_DO THIS_. Pictures should be excluded; otherwise, copy every entry exactly.

________________________________________

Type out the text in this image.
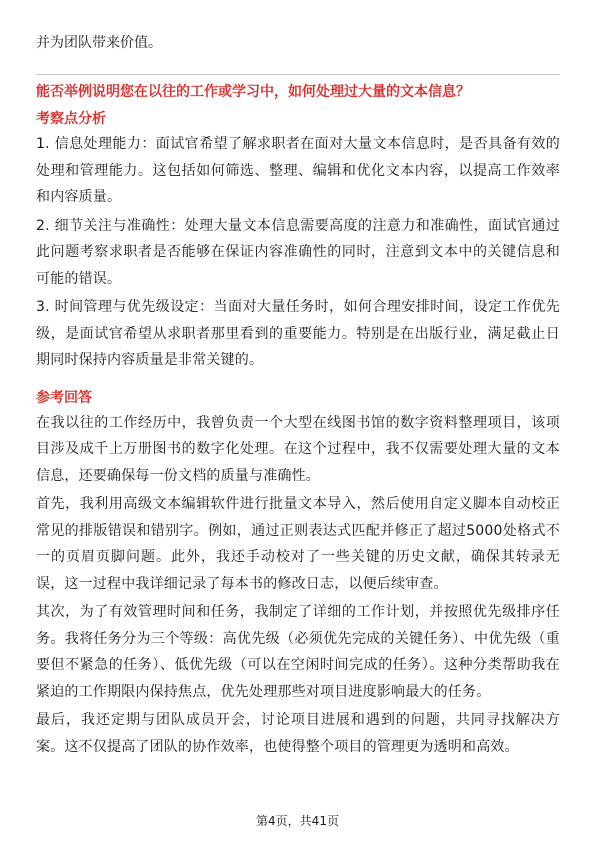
并为团队带来价值。

能否举例说明您在以往的工作或学习中，如何处理过大量的文本信息？

考察点分析

1. 信息处理能力：面试官希望了解求职者在面对大量文本信息时，是否具备有效的处理和管理能力。这包括如何筛选、整理、编辑和优化文本内容，以提高工作效率和内容质量。

2. 细节关注与准确性：处理大量文本信息需要高度的注意力和准确性，面试官通过此问题考察求职者是否能够在保证内容准确性的同时，注意到文本中的关键信息和可能的错误。

3. 时间管理与优先级设定：当面对大量任务时，如何合理安排时间，设定工作优先级，是面试官希望从求职者那里看到的重要能力。特别是在出版行业，满足截止日期同时保持内容质量是非常关键的。

参考回答

在我以往的工作经历中，我曾负责一个大型在线图书馆的数字资料整理项目，该项目涉及成千上万册图书的数字化处理。在这个过程中，我不仅需要处理大量的文本信息，还要确保每一份文档的质量与准确性。

首先，我利用高级文本编辑软件进行批量文本导入，然后使用自定义脚本自动校正常见的排版错误和错别字。例如，通过正则表达式匹配并修正了超过5000处格式不一的页眉页脚问题。此外，我还手动校对了一些关键的历史文献，确保其转录无误，这一过程中我详细记录了每本书的修改日志，以便后续审查。

其次，为了有效管理时间和任务，我制定了详细的工作计划，并按照优先级排序任务。我将任务分为三个等级：高优先级（必须优先完成的关键任务）、中优先级（重要但不紧急的任务）、低优先级（可以在空闲时间完成的任务）。这种分类帮助我在紧迫的工作期限内保持焦点，优先处理那些对项目进度影响最大的任务。

最后，我还定期与团队成员开会，讨论项目进展和遇到的问题，共同寻找解决方案。这不仅提高了团队的协作效率，也使得整个项目的管理更为透明和高效。

第4页，共41页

________________________________________

_EXPECTED OUTPUT_.
Type out the text in this image.
并为团队带来价值。

能否举例说明您在以往的工作或学习中，如何处理过大量的文本信息？

考察点分析

1. 信息处理能力：面试官希望了解求职者在面对大量文本信息时，是否具备有效的处理和管理能力。这包括如何筛选、整理、编辑和优化文本内容，以提高工作效率和内容质量。

2. 细节关注与准确性：处理大量文本信息需要高度的注意力和准确性，面试官通过此问题考察求职者是否能够在保证内容准确性的同时，注意到文本中的关键信息和可能的错误。

3. 时间管理与优先级设定：当面对大量任务时，如何合理安排时间，设定工作优先级，是面试官希望从求职者那里看到的重要能力。特别是在出版行业，满足截止日期同时保持内容质量是非常关键的。

参考回答

在我以往的工作经历中，我曾负责一个大型在线图书馆的数字资料整理项目，该项目涉及成千上万册图书的数字化处理。在这个过程中，我不仅需要处理大量的文本信息，还要确保每一份文档的质量与准确性。

首先，我利用高级文本编辑软件进行批量文本导入，然后使用自定义脚本自动校正常见的排版错误和错别字。例如，通过正则表达式匹配并修正了超过5000处格式不一的页眉页脚问题。此外，我还手动校对了一些关键的历史文献，确保其转录无误，这一过程中我详细记录了每本书的修改日志，以便后续审查。

其次，为了有效管理时间和任务，我制定了详细的工作计划，并按照优先级排序任务。我将任务分为三个等级：高优先级（必须优先完成的关键任务）、中优先级（重要但不紧急的任务）、低优先级（可以在空闲时间完成的任务）。这种分类帮助我在紧迫的工作期限内保持焦点，优先处理那些对项目进度影响最大的任务。

最后，我还定期与团队成员开会，讨论项目进展和遇到的问题，共同寻找解决方案。这不仅提高了团队的协作效率，也使得整个项目的管理更为透明和高效。

第4页，共41页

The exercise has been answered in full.